*** PROVIDED DATA
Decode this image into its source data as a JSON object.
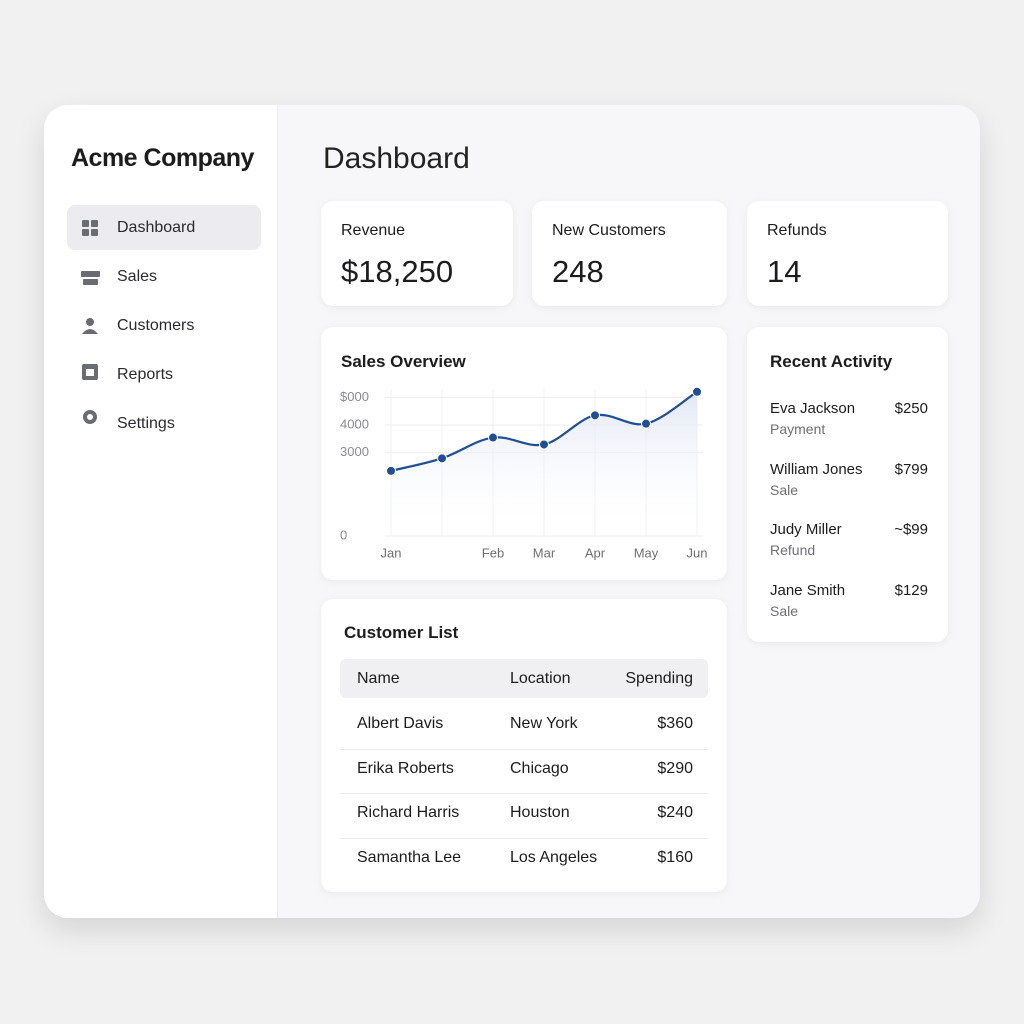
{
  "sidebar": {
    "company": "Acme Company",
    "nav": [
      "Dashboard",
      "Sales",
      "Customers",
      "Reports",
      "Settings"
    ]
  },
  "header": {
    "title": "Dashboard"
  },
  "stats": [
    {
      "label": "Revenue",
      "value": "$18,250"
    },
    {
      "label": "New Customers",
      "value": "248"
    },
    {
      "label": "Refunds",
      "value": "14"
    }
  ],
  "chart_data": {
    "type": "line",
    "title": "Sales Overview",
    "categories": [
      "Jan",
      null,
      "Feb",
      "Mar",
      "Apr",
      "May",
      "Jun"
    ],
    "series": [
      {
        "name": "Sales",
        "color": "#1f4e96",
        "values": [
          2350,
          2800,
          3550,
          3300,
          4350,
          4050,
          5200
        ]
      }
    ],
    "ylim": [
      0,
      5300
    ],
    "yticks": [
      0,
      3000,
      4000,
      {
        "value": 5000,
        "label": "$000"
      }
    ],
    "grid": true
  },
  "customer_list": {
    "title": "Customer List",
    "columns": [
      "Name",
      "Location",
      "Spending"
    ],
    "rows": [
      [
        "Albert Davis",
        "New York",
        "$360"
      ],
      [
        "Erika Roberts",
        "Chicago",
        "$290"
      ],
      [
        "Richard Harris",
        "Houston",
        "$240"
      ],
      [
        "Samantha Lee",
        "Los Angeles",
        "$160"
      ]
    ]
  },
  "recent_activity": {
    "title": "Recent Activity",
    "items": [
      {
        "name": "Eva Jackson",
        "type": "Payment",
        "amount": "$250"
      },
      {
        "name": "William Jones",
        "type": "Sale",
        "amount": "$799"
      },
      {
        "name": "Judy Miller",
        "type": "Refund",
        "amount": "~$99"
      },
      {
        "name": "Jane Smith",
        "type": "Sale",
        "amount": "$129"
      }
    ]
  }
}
******
*** PROVIDED DATA
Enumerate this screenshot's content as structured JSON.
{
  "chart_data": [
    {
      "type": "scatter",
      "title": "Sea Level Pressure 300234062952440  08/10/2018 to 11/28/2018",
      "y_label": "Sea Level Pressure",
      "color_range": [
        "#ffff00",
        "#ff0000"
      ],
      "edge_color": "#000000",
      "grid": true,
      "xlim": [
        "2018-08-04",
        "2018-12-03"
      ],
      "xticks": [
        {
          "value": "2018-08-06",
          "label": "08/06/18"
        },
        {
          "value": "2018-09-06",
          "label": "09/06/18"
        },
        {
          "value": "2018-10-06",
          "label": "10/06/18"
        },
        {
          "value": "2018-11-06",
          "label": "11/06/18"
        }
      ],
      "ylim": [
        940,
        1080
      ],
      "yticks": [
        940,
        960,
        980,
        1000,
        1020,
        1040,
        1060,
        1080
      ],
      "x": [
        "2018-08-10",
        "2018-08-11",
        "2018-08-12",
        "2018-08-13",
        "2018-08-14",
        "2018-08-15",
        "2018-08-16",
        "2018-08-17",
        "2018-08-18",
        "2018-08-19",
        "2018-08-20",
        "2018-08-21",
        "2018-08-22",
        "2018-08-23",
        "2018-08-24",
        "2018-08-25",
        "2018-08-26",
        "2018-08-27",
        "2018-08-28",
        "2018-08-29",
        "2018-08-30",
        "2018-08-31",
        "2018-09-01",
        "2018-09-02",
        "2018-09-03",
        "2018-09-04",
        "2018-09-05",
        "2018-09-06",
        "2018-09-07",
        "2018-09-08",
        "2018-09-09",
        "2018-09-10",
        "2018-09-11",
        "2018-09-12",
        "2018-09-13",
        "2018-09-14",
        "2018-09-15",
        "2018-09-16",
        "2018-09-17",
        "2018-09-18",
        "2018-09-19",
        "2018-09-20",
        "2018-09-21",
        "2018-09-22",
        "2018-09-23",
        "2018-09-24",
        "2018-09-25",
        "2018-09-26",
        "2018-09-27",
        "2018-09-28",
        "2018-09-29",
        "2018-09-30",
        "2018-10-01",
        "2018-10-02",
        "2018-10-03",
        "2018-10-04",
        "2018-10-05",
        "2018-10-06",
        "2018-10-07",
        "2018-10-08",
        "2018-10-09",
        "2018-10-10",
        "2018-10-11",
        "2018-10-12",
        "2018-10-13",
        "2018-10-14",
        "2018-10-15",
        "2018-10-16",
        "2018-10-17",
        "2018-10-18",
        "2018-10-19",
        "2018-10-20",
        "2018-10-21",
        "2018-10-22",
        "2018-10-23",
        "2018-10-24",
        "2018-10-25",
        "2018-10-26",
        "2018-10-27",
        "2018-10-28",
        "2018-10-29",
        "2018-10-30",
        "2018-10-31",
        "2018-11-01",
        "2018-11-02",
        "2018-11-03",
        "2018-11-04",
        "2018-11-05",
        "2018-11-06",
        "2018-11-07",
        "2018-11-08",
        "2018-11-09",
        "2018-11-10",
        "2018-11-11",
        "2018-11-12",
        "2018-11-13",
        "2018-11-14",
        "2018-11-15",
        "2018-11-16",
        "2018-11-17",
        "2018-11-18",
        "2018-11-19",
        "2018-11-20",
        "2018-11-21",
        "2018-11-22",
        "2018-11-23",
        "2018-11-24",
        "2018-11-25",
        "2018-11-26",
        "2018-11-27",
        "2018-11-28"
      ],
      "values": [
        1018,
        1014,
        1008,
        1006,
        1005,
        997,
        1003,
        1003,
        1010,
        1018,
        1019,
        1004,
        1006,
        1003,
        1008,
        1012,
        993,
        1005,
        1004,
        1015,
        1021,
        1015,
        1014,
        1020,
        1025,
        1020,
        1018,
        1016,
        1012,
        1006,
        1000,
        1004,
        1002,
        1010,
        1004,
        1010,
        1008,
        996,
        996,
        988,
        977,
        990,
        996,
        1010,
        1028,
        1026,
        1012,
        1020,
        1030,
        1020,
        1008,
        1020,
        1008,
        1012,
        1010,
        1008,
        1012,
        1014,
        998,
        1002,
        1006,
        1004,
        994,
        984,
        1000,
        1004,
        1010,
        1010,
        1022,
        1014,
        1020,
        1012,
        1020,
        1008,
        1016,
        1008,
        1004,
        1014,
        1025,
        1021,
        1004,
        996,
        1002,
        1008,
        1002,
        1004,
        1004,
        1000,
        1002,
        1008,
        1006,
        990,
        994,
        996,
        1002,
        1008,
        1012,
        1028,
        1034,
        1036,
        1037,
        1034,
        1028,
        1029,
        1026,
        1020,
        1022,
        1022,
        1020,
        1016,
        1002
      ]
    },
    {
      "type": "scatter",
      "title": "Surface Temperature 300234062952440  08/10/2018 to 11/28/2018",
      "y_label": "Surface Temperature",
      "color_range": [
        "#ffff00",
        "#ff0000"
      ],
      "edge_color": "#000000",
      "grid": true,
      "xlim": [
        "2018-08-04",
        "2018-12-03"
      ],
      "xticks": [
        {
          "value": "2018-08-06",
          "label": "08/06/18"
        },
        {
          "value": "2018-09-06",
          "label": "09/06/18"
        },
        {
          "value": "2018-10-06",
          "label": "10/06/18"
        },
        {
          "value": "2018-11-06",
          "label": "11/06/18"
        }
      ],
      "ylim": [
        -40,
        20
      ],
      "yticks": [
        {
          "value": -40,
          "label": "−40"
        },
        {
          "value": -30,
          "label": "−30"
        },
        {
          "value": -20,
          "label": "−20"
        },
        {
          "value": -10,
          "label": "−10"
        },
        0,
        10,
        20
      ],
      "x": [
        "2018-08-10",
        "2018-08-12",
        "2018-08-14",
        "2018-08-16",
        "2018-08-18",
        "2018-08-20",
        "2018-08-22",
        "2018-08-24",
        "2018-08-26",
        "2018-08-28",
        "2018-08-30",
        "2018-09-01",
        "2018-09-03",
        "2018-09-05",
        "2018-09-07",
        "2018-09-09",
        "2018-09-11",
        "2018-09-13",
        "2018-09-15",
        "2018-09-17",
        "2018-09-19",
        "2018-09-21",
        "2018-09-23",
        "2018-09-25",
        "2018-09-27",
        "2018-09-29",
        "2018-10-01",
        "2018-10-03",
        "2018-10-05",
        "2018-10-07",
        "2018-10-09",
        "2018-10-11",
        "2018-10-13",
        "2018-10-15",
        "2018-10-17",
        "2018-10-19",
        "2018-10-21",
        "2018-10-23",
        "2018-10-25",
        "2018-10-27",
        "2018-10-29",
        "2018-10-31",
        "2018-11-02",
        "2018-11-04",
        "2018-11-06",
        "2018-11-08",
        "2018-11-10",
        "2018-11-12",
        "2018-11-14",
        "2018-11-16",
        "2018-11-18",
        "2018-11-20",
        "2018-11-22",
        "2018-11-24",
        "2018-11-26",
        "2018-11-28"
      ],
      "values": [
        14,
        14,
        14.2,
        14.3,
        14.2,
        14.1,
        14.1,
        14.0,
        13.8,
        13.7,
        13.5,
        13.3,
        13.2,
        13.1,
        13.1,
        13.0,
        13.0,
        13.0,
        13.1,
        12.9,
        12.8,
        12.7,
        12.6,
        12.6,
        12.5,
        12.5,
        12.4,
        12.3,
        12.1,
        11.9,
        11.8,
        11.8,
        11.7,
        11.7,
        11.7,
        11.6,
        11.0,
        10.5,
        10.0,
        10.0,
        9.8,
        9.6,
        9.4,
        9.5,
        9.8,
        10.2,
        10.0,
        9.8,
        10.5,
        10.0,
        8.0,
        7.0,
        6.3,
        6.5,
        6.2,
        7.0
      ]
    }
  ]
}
******
*** PROVIDED DATA
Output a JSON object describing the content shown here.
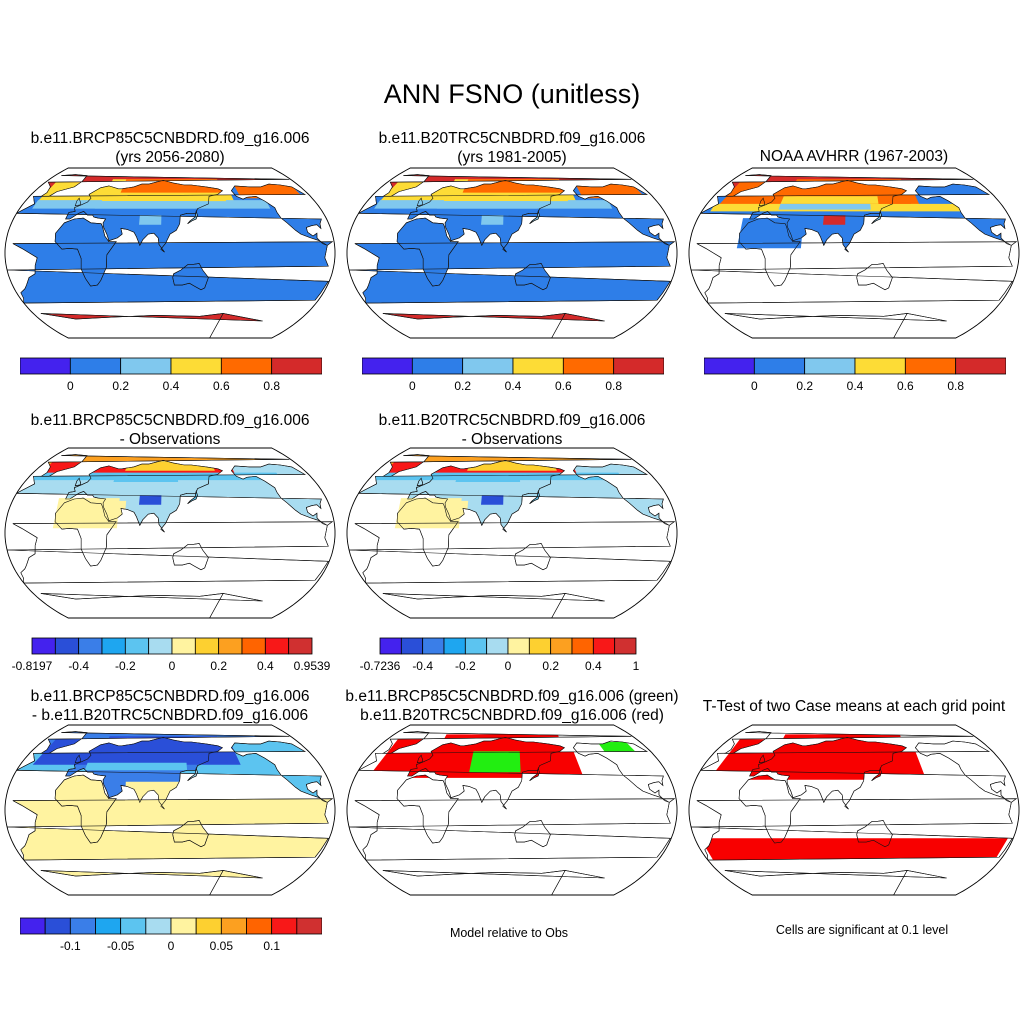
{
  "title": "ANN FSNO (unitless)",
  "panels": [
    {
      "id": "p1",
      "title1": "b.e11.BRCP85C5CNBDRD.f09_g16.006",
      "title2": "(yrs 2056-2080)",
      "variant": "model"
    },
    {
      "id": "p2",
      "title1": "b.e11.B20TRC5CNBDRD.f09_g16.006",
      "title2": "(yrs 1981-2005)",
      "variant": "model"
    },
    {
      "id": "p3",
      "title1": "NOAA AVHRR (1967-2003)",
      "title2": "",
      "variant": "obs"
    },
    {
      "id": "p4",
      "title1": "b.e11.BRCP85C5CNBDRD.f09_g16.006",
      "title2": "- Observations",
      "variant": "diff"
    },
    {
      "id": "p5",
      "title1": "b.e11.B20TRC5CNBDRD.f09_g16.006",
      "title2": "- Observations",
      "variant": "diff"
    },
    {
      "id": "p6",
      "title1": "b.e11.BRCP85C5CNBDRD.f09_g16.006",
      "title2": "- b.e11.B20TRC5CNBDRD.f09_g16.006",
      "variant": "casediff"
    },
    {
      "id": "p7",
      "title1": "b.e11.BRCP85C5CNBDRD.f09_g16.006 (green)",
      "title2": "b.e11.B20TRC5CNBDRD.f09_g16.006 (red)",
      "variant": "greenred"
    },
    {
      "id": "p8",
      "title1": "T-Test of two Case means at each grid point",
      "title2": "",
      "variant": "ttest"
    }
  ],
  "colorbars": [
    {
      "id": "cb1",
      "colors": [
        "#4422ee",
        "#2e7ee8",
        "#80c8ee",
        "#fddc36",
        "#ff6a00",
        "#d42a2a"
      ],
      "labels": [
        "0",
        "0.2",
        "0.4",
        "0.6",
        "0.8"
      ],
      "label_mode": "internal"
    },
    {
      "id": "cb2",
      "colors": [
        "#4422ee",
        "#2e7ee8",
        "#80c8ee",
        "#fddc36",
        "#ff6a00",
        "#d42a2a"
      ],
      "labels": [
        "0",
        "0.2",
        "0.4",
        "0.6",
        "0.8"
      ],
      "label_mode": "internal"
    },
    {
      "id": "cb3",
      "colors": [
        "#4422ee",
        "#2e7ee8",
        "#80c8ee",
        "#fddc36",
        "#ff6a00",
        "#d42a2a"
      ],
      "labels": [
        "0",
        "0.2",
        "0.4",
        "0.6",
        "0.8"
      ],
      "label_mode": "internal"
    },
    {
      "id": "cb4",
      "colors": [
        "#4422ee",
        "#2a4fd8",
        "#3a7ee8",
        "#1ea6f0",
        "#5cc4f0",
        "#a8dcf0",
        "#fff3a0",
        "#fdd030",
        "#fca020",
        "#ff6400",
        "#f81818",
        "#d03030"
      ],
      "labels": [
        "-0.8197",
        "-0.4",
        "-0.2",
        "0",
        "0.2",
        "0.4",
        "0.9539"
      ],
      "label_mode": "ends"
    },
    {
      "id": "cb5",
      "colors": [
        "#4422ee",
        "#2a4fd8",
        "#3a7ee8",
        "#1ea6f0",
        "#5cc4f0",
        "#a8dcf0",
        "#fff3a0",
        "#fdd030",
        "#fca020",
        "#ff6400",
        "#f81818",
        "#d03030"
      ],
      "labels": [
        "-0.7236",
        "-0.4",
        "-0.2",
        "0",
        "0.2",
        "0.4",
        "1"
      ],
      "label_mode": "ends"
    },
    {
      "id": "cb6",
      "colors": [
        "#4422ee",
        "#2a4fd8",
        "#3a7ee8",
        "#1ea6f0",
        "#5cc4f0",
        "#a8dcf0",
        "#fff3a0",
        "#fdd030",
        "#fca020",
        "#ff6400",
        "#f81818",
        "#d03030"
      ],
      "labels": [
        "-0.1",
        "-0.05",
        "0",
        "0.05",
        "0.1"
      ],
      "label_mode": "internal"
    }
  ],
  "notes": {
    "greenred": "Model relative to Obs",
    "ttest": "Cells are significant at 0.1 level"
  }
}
******
[GIVEN INSTRUCTION]: Pull out each line of the listing that holds the string "Sales".

[EXERCISE OUTPUT]:
      "Sales",
    "title": "Sales Overview",
        "name": "Sales",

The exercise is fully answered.